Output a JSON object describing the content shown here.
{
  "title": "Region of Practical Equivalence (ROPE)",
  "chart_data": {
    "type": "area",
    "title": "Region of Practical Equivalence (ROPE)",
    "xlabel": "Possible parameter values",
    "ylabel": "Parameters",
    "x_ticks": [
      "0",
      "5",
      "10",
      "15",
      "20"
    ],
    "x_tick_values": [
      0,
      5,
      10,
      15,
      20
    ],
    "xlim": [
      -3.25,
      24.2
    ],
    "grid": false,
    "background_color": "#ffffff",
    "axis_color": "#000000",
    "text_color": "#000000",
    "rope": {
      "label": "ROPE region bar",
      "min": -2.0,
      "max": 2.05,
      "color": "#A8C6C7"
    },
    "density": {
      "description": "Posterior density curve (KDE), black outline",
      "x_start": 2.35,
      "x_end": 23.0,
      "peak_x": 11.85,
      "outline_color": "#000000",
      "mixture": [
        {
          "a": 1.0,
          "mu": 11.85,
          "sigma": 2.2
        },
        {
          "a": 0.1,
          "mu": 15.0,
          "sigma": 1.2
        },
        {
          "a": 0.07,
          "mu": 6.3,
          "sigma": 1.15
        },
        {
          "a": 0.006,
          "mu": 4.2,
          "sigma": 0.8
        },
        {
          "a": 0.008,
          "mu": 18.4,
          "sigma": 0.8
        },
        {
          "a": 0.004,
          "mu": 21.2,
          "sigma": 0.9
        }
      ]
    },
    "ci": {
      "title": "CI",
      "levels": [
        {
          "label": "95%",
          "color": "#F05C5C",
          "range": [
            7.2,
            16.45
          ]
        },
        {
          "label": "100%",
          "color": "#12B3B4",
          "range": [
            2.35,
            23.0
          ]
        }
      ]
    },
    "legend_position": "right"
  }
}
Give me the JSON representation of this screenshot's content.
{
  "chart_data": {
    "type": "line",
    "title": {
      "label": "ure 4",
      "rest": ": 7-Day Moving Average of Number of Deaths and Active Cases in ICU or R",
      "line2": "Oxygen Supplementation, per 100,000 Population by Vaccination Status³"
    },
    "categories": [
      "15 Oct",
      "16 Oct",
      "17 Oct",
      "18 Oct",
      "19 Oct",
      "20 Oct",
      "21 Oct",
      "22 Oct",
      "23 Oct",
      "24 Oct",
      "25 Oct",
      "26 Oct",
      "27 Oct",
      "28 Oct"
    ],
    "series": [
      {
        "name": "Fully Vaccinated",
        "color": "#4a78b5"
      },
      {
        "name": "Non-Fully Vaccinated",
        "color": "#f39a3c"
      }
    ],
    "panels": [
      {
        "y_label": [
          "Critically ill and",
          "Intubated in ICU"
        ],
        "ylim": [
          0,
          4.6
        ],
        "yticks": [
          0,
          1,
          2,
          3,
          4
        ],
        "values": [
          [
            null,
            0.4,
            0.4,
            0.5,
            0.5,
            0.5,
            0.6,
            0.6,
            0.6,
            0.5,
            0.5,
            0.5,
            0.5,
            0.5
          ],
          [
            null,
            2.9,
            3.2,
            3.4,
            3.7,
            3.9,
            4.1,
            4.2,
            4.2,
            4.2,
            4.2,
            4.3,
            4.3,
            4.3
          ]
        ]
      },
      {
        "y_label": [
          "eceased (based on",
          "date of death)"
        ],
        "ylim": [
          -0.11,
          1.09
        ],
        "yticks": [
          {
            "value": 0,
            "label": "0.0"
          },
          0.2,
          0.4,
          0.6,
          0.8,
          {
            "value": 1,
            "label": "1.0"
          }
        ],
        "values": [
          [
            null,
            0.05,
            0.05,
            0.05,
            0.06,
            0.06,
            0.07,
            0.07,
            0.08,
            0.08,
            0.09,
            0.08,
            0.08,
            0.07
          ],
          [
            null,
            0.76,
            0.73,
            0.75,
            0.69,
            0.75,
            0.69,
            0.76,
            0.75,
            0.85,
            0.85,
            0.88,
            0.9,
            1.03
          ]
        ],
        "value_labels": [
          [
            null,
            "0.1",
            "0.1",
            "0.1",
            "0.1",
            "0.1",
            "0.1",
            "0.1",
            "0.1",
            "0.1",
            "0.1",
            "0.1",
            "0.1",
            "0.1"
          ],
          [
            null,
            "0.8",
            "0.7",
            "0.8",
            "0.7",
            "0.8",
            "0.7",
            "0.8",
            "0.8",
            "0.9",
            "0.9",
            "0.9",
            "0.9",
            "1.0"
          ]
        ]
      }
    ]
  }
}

★ ★ ★ ★ ★

SET PROBLEM: Every entry should be output exactly as written, please.

OUTPUT FOR THIS TASK:
Output a JSON object describing the content shown here.
{
  "title": "Region of Practical Equivalence (ROPE)",
  "chart_data": {
    "type": "area",
    "title": "Region of Practical Equivalence (ROPE)",
    "xlabel": "Possible parameter values",
    "ylabel": "Parameters",
    "x_ticks": [
      "0",
      "5",
      "10",
      "15",
      "20"
    ],
    "x_tick_values": [
      0,
      5,
      10,
      15,
      20
    ],
    "xlim": [
      -3.25,
      24.2
    ],
    "grid": false,
    "background_color": "#ffffff",
    "axis_color": "#000000",
    "text_color": "#000000",
    "rope": {
      "label": "ROPE region bar",
      "min": -2.0,
      "max": 2.05,
      "color": "#A8C6C7"
    },
    "density": {
      "description": "Posterior density curve (KDE), black outline",
      "x_start": 2.35,
      "x_end": 23.0,
      "peak_x": 11.85,
      "outline_color": "#000000",
      "mixture": [
        {
          "a": 1.0,
          "mu": 11.85,
          "sigma": 2.2
        },
        {
          "a": 0.1,
          "mu": 15.0,
          "sigma": 1.2
        },
        {
          "a": 0.07,
          "mu": 6.3,
          "sigma": 1.15
        },
        {
          "a": 0.006,
          "mu": 4.2,
          "sigma": 0.8
        },
        {
          "a": 0.008,
          "mu": 18.4,
          "sigma": 0.8
        },
        {
          "a": 0.004,
          "mu": 21.2,
          "sigma": 0.9
        }
      ]
    },
    "ci": {
      "title": "CI",
      "levels": [
        {
          "label": "95%",
          "color": "#F05C5C",
          "range": [
            7.2,
            16.45
          ]
        },
        {
          "label": "100%",
          "color": "#12B3B4",
          "range": [
            2.35,
            23.0
          ]
        }
      ]
    },
    "legend_position": "right"
  }
}
Give me the JSON representation of this screenshot's content.
{
  "chart_data": {
    "type": "line",
    "title": {
      "label": "ure 4",
      "rest": ": 7-Day Moving Average of Number of Deaths and Active Cases in ICU or R",
      "line2": "Oxygen Supplementation, per 100,000 Population by Vaccination Status³"
    },
    "categories": [
      "15 Oct",
      "16 Oct",
      "17 Oct",
      "18 Oct",
      "19 Oct",
      "20 Oct",
      "21 Oct",
      "22 Oct",
      "23 Oct",
      "24 Oct",
      "25 Oct",
      "26 Oct",
      "27 Oct",
      "28 Oct"
    ],
    "series": [
      {
        "name": "Fully Vaccinated",
        "color": "#4a78b5"
      },
      {
        "name": "Non-Fully Vaccinated",
        "color": "#f39a3c"
      }
    ],
    "panels": [
      {
        "y_label": [
          "Critically ill and",
          "Intubated in ICU"
        ],
        "ylim": [
          0,
          4.6
        ],
        "yticks": [
          0,
          1,
          2,
          3,
          4
        ],
        "values": [
          [
            null,
            0.4,
            0.4,
            0.5,
            0.5,
            0.5,
            0.6,
            0.6,
            0.6,
            0.5,
            0.5,
            0.5,
            0.5,
            0.5
          ],
          [
            null,
            2.9,
            3.2,
            3.4,
            3.7,
            3.9,
            4.1,
            4.2,
            4.2,
            4.2,
            4.2,
            4.3,
            4.3,
            4.3
          ]
        ]
      },
      {
        "y_label": [
          "eceased (based on",
          "date of death)"
        ],
        "ylim": [
          -0.11,
          1.09
        ],
        "yticks": [
          {
            "value": 0,
            "label": "0.0"
          },
          0.2,
          0.4,
          0.6,
          0.8,
          {
            "value": 1,
            "label": "1.0"
          }
        ],
        "values": [
          [
            null,
            0.05,
            0.05,
            0.05,
            0.06,
            0.06,
            0.07,
            0.07,
            0.08,
            0.08,
            0.09,
            0.08,
            0.08,
            0.07
          ],
          [
            null,
            0.76,
            0.73,
            0.75,
            0.69,
            0.75,
            0.69,
            0.76,
            0.75,
            0.85,
            0.85,
            0.88,
            0.9,
            1.03
          ]
        ],
        "value_labels": [
          [
            null,
            "0.1",
            "0.1",
            "0.1",
            "0.1",
            "0.1",
            "0.1",
            "0.1",
            "0.1",
            "0.1",
            "0.1",
            "0.1",
            "0.1",
            "0.1"
          ],
          [
            null,
            "0.8",
            "0.7",
            "0.8",
            "0.7",
            "0.8",
            "0.7",
            "0.8",
            "0.8",
            "0.9",
            "0.9",
            "0.9",
            "0.9",
            "1.0"
          ]
        ]
      }
    ]
  }
}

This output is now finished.